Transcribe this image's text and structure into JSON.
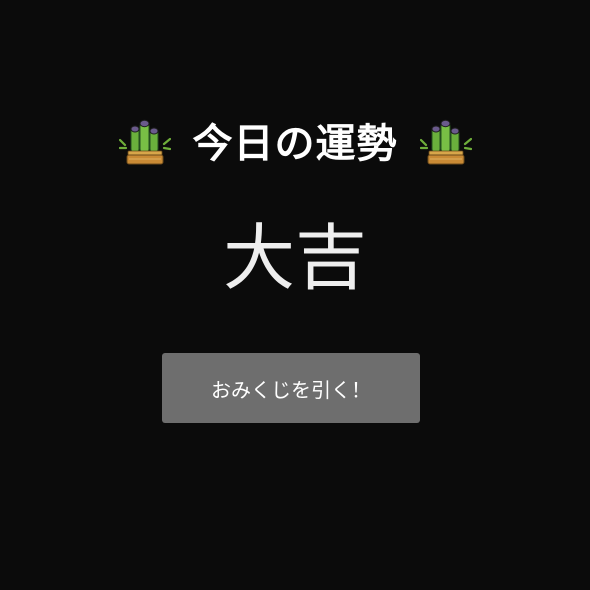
{
  "header": {
    "title": "今日の運勢",
    "left_icon": "kadomatsu-icon",
    "right_icon": "kadomatsu-icon"
  },
  "result": {
    "fortune": "大吉"
  },
  "actions": {
    "draw_label": "おみくじを引く！"
  },
  "colors": {
    "background": "#0b0b0b",
    "button": "#6e6e6e",
    "text": "#ffffff"
  }
}
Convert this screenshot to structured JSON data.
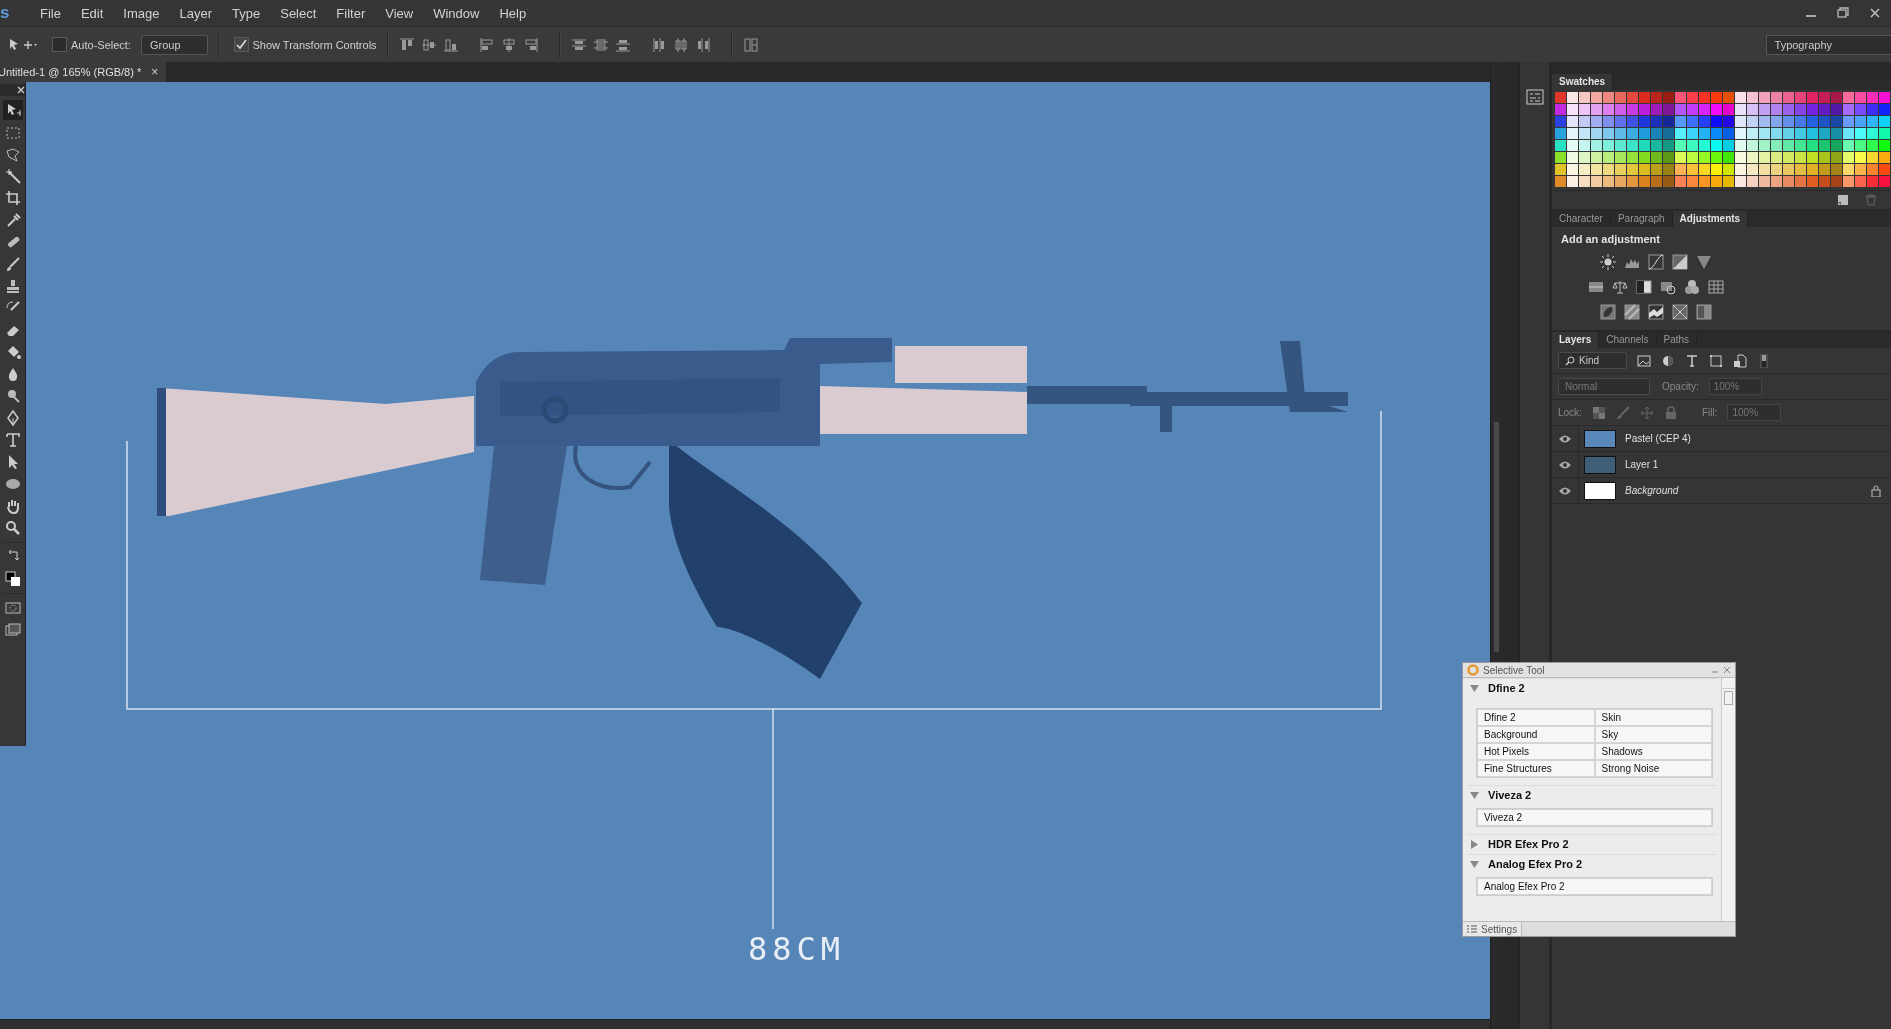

**********

THE PROBLEM: Copy every record character for character. Skip the pictures.

ANSWER TO THIS PROBLEM:
Transcribe this image's text and structure into JSON.
{
  "header": {
    "title": "今日の運勢",
    "left_icon": "kadomatsu-icon",
    "right_icon": "kadomatsu-icon"
  },
  "result": {
    "fortune": "大吉"
  },
  "actions": {
    "draw_label": "おみくじを引く！"
  },
  "colors": {
    "background": "#0b0b0b",
    "button": "#6e6e6e",
    "text": "#ffffff"
  }
}
Convert this screenshot to structured JSON data.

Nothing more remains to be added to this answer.